__Data for this exercise__

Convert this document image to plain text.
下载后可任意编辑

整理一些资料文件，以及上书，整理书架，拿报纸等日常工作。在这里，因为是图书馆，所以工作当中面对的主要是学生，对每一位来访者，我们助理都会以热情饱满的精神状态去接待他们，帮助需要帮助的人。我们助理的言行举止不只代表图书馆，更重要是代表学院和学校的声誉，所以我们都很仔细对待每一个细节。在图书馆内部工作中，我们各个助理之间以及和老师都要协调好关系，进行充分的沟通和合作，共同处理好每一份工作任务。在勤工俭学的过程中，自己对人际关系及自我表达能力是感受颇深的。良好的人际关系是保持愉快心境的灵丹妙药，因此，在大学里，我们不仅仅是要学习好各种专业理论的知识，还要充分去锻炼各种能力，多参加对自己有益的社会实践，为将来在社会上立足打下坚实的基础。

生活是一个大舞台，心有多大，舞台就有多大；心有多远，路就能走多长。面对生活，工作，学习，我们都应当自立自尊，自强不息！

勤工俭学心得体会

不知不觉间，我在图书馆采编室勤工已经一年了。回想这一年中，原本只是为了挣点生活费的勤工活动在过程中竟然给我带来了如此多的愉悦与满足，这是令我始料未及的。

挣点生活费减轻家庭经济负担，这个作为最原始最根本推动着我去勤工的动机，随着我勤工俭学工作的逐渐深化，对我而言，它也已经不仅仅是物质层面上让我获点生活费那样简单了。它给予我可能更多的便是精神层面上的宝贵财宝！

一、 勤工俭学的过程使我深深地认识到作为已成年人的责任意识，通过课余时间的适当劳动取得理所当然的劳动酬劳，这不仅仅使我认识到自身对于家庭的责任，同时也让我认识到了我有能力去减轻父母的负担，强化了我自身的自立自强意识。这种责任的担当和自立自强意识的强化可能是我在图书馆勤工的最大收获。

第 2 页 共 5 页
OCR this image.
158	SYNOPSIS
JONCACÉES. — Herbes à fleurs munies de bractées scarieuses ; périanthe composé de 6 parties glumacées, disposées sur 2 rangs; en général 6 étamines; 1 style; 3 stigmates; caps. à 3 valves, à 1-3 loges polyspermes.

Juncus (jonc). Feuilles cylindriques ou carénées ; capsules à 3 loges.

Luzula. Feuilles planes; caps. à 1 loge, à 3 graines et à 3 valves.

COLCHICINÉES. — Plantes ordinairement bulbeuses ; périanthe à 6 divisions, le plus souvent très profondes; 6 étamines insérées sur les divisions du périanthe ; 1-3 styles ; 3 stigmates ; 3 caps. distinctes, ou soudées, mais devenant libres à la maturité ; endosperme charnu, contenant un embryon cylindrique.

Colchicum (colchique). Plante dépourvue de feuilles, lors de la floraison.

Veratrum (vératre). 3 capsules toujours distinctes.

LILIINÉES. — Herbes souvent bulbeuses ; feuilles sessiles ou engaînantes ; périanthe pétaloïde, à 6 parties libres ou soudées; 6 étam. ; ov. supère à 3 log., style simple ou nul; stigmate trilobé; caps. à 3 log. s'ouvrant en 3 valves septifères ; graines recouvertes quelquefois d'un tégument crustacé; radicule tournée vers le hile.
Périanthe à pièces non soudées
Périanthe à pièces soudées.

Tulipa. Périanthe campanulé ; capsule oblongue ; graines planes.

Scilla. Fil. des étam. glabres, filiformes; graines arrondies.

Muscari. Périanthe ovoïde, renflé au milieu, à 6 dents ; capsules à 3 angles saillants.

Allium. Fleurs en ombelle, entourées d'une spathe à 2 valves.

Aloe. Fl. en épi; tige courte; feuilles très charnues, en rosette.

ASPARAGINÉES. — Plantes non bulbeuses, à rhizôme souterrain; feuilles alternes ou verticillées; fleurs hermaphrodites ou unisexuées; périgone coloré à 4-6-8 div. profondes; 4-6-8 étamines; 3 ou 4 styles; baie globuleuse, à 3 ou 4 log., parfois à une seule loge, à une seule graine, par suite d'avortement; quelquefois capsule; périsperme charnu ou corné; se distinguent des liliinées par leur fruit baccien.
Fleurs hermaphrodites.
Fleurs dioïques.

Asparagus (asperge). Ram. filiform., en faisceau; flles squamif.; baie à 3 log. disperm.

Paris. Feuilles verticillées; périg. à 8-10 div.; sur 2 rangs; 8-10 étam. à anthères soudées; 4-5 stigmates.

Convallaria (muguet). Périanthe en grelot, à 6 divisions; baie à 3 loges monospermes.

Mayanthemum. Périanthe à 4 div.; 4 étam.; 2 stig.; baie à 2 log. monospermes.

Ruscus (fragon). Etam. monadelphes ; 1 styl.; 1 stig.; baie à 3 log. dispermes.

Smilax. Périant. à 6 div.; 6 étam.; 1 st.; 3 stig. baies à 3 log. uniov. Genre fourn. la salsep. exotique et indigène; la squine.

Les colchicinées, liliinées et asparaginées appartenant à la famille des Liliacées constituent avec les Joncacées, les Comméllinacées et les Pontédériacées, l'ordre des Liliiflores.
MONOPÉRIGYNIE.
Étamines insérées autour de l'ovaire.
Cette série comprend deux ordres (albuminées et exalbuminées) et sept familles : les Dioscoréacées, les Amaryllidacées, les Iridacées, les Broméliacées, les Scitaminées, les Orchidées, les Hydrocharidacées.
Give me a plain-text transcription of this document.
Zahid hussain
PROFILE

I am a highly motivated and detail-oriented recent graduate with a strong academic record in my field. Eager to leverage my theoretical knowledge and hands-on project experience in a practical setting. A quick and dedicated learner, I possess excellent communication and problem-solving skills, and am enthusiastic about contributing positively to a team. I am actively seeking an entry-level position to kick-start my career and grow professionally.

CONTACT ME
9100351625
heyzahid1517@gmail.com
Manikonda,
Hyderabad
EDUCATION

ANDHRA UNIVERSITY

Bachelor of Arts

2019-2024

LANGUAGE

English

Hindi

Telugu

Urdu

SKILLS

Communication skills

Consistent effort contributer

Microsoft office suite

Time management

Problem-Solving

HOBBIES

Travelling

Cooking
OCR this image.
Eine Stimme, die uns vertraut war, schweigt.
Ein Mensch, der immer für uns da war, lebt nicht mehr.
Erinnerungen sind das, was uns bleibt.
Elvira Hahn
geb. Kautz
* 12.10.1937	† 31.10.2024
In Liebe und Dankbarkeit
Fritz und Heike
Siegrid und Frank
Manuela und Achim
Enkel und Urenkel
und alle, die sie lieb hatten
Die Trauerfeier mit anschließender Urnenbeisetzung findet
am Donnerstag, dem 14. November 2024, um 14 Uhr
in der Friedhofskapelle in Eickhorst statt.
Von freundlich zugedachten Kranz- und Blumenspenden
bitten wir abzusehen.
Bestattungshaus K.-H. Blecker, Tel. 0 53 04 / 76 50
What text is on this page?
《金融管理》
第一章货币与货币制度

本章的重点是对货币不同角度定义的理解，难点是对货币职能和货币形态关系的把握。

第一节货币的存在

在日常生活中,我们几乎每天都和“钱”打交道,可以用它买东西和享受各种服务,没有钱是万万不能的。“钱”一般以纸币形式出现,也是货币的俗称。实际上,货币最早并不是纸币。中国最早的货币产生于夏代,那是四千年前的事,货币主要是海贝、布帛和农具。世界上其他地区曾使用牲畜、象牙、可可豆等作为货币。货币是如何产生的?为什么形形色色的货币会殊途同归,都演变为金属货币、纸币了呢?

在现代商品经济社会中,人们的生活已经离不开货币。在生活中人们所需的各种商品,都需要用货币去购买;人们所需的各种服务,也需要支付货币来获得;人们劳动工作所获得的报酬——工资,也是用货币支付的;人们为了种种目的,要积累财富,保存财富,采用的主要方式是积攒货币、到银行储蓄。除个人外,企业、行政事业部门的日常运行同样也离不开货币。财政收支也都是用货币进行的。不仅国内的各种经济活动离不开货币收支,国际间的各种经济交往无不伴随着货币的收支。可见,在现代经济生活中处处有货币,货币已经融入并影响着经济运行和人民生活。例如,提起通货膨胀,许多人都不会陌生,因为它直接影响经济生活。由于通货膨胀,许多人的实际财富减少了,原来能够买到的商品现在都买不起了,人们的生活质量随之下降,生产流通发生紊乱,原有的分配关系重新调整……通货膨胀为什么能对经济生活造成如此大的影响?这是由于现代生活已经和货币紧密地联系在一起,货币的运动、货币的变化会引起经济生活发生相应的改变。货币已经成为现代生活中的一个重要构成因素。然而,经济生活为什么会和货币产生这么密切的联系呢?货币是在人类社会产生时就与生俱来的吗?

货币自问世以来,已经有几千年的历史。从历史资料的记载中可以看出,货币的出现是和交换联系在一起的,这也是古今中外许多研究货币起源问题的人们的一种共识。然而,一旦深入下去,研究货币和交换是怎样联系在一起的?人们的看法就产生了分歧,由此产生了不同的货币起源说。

__What the exercise asks__
Using the entries above, state how many lines include the word "monospermes", with no other words.

__Solution to the problem__
2